» **Your objective**
Retype all of the entries word for word.

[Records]
★ ★ ★ ★ ★ ★ ★
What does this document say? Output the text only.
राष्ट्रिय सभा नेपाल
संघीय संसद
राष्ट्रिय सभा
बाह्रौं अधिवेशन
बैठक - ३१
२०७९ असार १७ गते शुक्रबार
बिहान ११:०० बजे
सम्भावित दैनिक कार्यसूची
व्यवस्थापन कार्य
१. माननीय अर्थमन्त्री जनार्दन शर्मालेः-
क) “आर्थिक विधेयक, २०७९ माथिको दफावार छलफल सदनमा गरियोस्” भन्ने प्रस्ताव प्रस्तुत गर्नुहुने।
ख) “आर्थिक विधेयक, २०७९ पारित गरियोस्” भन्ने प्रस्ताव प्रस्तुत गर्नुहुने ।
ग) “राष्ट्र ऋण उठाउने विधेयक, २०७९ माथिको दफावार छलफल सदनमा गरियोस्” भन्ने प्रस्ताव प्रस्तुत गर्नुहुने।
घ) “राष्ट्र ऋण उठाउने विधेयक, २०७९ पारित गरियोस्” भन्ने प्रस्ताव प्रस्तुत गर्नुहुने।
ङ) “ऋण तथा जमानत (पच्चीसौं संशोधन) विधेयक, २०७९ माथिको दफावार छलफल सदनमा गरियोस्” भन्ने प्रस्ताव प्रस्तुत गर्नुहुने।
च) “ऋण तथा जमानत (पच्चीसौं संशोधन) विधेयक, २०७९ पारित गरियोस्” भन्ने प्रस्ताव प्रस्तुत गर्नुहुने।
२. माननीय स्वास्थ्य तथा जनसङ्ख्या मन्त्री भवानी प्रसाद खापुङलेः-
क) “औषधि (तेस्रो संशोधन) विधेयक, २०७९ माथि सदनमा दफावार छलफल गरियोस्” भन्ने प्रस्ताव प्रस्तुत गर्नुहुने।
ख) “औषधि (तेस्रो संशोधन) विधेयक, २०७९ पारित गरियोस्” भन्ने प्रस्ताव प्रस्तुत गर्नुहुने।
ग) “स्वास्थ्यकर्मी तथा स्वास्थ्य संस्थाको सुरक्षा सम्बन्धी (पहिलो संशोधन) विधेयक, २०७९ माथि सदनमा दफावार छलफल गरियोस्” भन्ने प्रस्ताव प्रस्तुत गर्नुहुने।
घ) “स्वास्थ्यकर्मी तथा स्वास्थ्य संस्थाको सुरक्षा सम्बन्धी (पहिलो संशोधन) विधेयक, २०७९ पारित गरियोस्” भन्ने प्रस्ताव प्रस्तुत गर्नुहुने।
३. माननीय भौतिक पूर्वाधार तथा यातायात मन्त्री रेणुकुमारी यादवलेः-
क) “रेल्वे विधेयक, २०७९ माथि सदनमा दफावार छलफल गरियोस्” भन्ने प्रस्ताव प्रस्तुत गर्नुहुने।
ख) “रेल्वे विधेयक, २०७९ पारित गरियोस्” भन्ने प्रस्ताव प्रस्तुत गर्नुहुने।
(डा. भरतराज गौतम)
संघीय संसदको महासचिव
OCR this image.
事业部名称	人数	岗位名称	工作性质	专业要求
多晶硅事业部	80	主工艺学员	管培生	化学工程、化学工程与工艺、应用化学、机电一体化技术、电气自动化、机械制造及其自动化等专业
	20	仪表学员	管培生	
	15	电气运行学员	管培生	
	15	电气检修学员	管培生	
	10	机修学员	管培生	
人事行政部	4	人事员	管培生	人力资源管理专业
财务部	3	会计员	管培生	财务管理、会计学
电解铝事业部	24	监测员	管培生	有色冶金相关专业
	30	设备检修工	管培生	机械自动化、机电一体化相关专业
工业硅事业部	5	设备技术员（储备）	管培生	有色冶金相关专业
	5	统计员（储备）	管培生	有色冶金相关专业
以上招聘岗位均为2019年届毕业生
★ ★ ★ ★ ★ ★ ★
» **Answer to the task**
What does this document say? Output the text only.
राष्ट्रिय सभा नेपाल
संघीय संसद
राष्ट्रिय सभा
बाह्रौं अधिवेशन
बैठक - ३१
२०७९ असार १७ गते शुक्रबार
बिहान ११:०० बजे
सम्भावित दैनिक कार्यसूची
व्यवस्थापन कार्य
१. माननीय अर्थमन्त्री जनार्दन शर्मालेः-
क) “आर्थिक विधेयक, २०७९ माथिको दफावार छलफल सदनमा गरियोस्” भन्ने प्रस्ताव प्रस्तुत गर्नुहुने।
ख) “आर्थिक विधेयक, २०७९ पारित गरियोस्” भन्ने प्रस्ताव प्रस्तुत गर्नुहुने ।
ग) “राष्ट्र ऋण उठाउने विधेयक, २०७९ माथिको दफावार छलफल सदनमा गरियोस्” भन्ने प्रस्ताव प्रस्तुत गर्नुहुने।
घ) “राष्ट्र ऋण उठाउने विधेयक, २०७९ पारित गरियोस्” भन्ने प्रस्ताव प्रस्तुत गर्नुहुने।
ङ) “ऋण तथा जमानत (पच्चीसौं संशोधन) विधेयक, २०७९ माथिको दफावार छलफल सदनमा गरियोस्” भन्ने प्रस्ताव प्रस्तुत गर्नुहुने।
च) “ऋण तथा जमानत (पच्चीसौं संशोधन) विधेयक, २०७९ पारित गरियोस्” भन्ने प्रस्ताव प्रस्तुत गर्नुहुने।
२. माननीय स्वास्थ्य तथा जनसङ्ख्या मन्त्री भवानी प्रसाद खापुङलेः-
क) “औषधि (तेस्रो संशोधन) विधेयक, २०७९ माथि सदनमा दफावार छलफल गरियोस्” भन्ने प्रस्ताव प्रस्तुत गर्नुहुने।
ख) “औषधि (तेस्रो संशोधन) विधेयक, २०७९ पारित गरियोस्” भन्ने प्रस्ताव प्रस्तुत गर्नुहुने।
ग) “स्वास्थ्यकर्मी तथा स्वास्थ्य संस्थाको सुरक्षा सम्बन्धी (पहिलो संशोधन) विधेयक, २०७९ माथि सदनमा दफावार छलफल गरियोस्” भन्ने प्रस्ताव प्रस्तुत गर्नुहुने।
घ) “स्वास्थ्यकर्मी तथा स्वास्थ्य संस्थाको सुरक्षा सम्बन्धी (पहिलो संशोधन) विधेयक, २०७९ पारित गरियोस्” भन्ने प्रस्ताव प्रस्तुत गर्नुहुने।
३. माननीय भौतिक पूर्वाधार तथा यातायात मन्त्री रेणुकुमारी यादवलेः-
क) “रेल्वे विधेयक, २०७९ माथि सदनमा दफावार छलफल गरियोस्” भन्ने प्रस्ताव प्रस्तुत गर्नुहुने।
ख) “रेल्वे विधेयक, २०७९ पारित गरियोस्” भन्ने प्रस्ताव प्रस्तुत गर्नुहुने।
(डा. भरतराज गौतम)
संघीय संसदको महासचिव
OCR this image.
事业部名称	人数	岗位名称	工作性质	专业要求
多晶硅事业部	80	主工艺学员	管培生	化学工程、化学工程与工艺、应用化学、机电一体化技术、电气自动化、机械制造及其自动化等专业
	20	仪表学员	管培生	
	15	电气运行学员	管培生	
	15	电气检修学员	管培生	
	10	机修学员	管培生	
人事行政部	4	人事员	管培生	人力资源管理专业
财务部	3	会计员	管培生	财务管理、会计学
电解铝事业部	24	监测员	管培生	有色冶金相关专业
	30	设备检修工	管培生	机械自动化、机电一体化相关专业
工业硅事业部	5	设备技术员（储备）	管培生	有色冶金相关专业
	5	统计员（储备）	管培生	有色冶金相关专业
以上招聘岗位均为2019年届毕业生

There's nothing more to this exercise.